● Work to do
a - On the plastic cup injection molding patent page, who is listed as the current assignee?
b - Write the next part of the plastic cup injection molding patent, picking up after its final paragraph.

● Text block
++++++
A plastic cup injection molding device
By introducing a 4-station rotary system and pneumatic demolding into the plastic cup injection molding equipment, the problems of cooling waiting and demolding deformation in the existing equipment have been solved, and efficient and stable plastic cup production has been achieved.
Patent Information
- Authority / Receiving Office
- CN · China
- Patent Type
- Utility models(China)
- Current Assignee / Owner
- GUANGDONG DEMAG TECH CO LTD
- Filing Date
- 2025-06-13
- Publication Date
- 2026-06-19
Smart Images

Figure CN224374675U_ABST
Abstract
Description
Technical Field
[0001] This utility model relates to the field of plastic product processing technology, and more specifically, to a plastic cup injection molding equipment. Background Technology
[0002] Plastic cup injection molding equipment typically includes an injection system, a mold clamping system, and auxiliary systems to enable the rapid manufacturing of plastic cups.
[0003] Patent CN 219667300 U discloses a plastic cup injection molding equipment, including a hydraulic device and an upper mold plate, a lower mold plate, and a base plate arranged from top to bottom. It also includes at least one set of molds, each comprising an upper mold, a lower mold, and a mold core. The upper mold is mounted on the upper mold plate, the lower mold is mounted on the lower mold plate, and the mold core is located inside the lower mold. One end of the mold core extends beyond the surface of the lower mold, and the other end is fixedly mounted to the base plate. When the upper mold plate moves downward, the upper mold, lower mold, and mold core together form the molding cavity of the plastic cup. After casting, the upper mold plate is removed, and the plastic cup remains on the mold core. The upper mold plate moves upward under the action of the hydraulic device, and the lower mold pulls the plastic cup away from the mold core, thus completing the demolding of the product. This invention has a compact structure, a simple demolding process for the plastic cup, high stability, and can simultaneously complete the assembly line operation of multiple sets of plastic cup products.
[0004] Current plastic cup injection molding equipment generally suffers from two major defects: single-station equipment requires waiting for cooling to complete before demolding can proceed to the next cycle; traditional ejector pin demolding can easily cause deformation of thin-walled cups; existing improvement solutions, such as dual-station alternating operation, improve efficiency, but the structure is complex and the demolding optimization problem has not been solved.
++++++
[Spatial layout entries]
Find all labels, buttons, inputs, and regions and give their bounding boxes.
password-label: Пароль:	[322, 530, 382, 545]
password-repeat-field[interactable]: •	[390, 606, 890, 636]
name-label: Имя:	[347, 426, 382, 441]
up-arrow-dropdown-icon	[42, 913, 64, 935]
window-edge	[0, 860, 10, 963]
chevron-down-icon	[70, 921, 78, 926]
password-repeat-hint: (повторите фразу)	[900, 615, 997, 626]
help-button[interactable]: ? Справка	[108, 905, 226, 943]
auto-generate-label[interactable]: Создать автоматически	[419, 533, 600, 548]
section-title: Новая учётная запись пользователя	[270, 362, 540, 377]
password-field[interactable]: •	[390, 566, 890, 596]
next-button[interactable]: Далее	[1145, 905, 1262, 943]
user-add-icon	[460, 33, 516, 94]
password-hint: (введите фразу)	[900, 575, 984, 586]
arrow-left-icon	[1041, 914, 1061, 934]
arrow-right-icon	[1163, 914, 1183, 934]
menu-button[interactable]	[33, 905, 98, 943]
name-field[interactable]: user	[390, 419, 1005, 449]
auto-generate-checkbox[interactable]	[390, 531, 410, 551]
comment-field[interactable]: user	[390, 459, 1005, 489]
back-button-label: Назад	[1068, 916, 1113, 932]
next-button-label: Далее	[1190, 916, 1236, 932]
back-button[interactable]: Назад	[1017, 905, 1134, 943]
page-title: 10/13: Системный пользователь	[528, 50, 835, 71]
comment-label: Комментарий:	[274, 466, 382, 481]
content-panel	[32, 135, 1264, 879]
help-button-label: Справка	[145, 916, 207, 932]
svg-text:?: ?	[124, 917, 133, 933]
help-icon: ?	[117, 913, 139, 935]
++++++
● Outputs for the tasks
a - GUANGDONG DEMAG TECH CO LTD

b -
[0005] No effective solutions have yet been proposed to address the problems in the relevant technologies. Utility Model Content
[0006] In view of the problems in the related technologies, this utility model proposes a plastic cup injection molding equipment to overcome the above-mentioned technical problems existing in the existing related technologies.
[0007] Therefore, the specific technical solution adopted by this utility model is as follows:
[0008] A plastic cup injection molding equipment includes a base, a central column rotatably mounted in the center of the base, a fixing member mounted on the outer side of the central column, a lower mold slidably mounted on the inner side of the fixing member, a rotating mechanism mounted at the bottom end of the central column, an injection mechanism located on the upper part of the lower mold located on the rear side, a shaping mechanism located on the outer side of the lower mold located on the right side, a cooling mechanism located below the lower mold located on the front side, and a pneumatic demolding mechanism located below the lower mold located on the left side.
[0009] As a further embodiment of this utility model, a vent hole is provided at the center of the bottom end of the lower mold, and a pusher plate is slidably installed on the inner side of the lower mold.
[0010] As a further embodiment of this utility model, the rotating mechanism includes a first servo motor, a small gear is fixedly connected to the end of the main shaft of the first servo motor, a large gear is meshed with the outer side of the small gear, and the large gear is fixedly connected to the central column.
[0011] As a further embodiment of this utility model, the injection molding mechanism includes a material conveying frame, a material hopper is fixedly installed on the inner side of the top of the material conveying frame, and a screw conveyor is provided at the bottom of the material hopper.
[0012] As a further embodiment of this utility model, the shaping mechanism includes a standing block, a second servo motor is fixedly installed at the top of the standing block, a lead screw is fixedly connected to the end of the main shaft of the second servo motor, a lead screw sleeve is spirally connected to the outside of the lead screw, a mounting plate is fixedly connected to the outside of the lead screw sleeve, an upper mold is provided below the mounting plate, and bolts are installed on the inner side of the mounting plate and the upper mold.
[0013] As a further embodiment of this utility model, the pneumatic demolding mechanism includes an air pump, and a rigid air pipe is fixedly installed at the top of the air pump.
[0014] As a further embodiment of this utility model, a vibration damping support is fixedly installed at the bottom end of the base, and a controller is installed at the bottom end of the base.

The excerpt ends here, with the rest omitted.